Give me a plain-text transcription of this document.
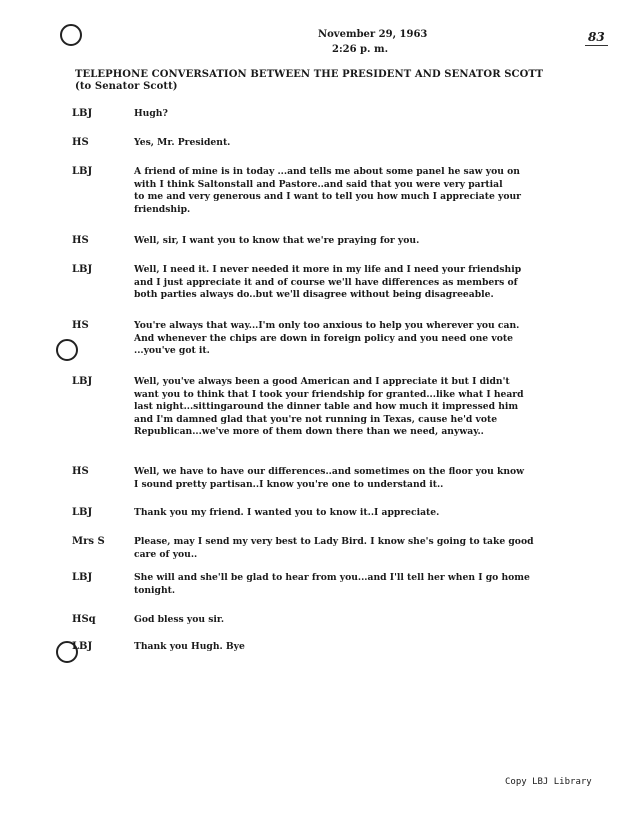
November 29, 1963
2:26 p. m.
83
TELEPHONE CONVERSATION BETWEEN THE PRESIDENT AND SENATOR SCOTT
(to Senator Scott)
LBJ	Hugh?
HS	Yes, Mr. President.
LBJ	A friend of mine is in today ...and tells me about some panel he saw you on
with I think Saltonstall and Pastore..and said that you were very partial
to me and very generous and I want to tell you how much I appreciate your
friendship.
HS	Well, sir, I want you to know that we're praying for you.
LBJ	Well, I need it. I never needed it more in my life and I need your friendship
and I just appreciate it and of course we'll have differences as members of
both parties always do..but we'll disagree without being disagreeable.
HS	You're always that way...I'm only too anxious to help you wherever you can.
And whenever the chips are down in foreign policy and you need one vote
...you've got it.
LBJ	Well, you've always been a good American and I appreciate it but I didn't
want you to think that I took your friendship for granted...like what I heard
last night...sittingaround the dinner table and how much it impressed him
and I'm damned glad that you're not running in Texas, cause he'd vote
Republican...we've more of them down there than we need, anyway..
HS	Well, we have to have our differences..and sometimes on the floor you know
I sound pretty partisan..I know you're one to understand it..
LBJ	Thank you my friend. I wanted you to know it..I appreciate.
Mrs S	Please, may I send my very best to Lady Bird. I know she's going to take good
care of you..
LBJ	She will and she'll be glad to hear from you...and I'll tell her when I go home
tonight.
HSq	God bless you sir.
LBJ	Thank you Hugh. Bye
Copy LBJ Library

# Set exercise:
Reproduce the material in its entirety and word for word, without the pictures.

# Correct response:
Give me a plain-text transcription of this document.
November 29, 1963
2:26 p. m.
83
TELEPHONE CONVERSATION BETWEEN THE PRESIDENT AND SENATOR SCOTT
(to Senator Scott)
LBJ	Hugh?
HS	Yes, Mr. President.
LBJ	A friend of mine is in today ...and tells me about some panel he saw you on
with I think Saltonstall and Pastore..and said that you were very partial
to me and very generous and I want to tell you how much I appreciate your
friendship.
HS	Well, sir, I want you to know that we're praying for you.
LBJ	Well, I need it. I never needed it more in my life and I need your friendship
and I just appreciate it and of course we'll have differences as members of
both parties always do..but we'll disagree without being disagreeable.
HS	You're always that way...I'm only too anxious to help you wherever you can.
And whenever the chips are down in foreign policy and you need one vote
...you've got it.
LBJ	Well, you've always been a good American and I appreciate it but I didn't
want you to think that I took your friendship for granted...like what I heard
last night...sittingaround the dinner table and how much it impressed him
and I'm damned glad that you're not running in Texas, cause he'd vote
Republican...we've more of them down there than we need, anyway..
HS	Well, we have to have our differences..and sometimes on the floor you know
I sound pretty partisan..I know you're one to understand it..
LBJ	Thank you my friend. I wanted you to know it..I appreciate.
Mrs S	Please, may I send my very best to Lady Bird. I know she's going to take good
care of you..
LBJ	She will and she'll be glad to hear from you...and I'll tell her when I go home
tonight.
HSq	God bless you sir.
LBJ	Thank you Hugh. Bye
Copy LBJ Library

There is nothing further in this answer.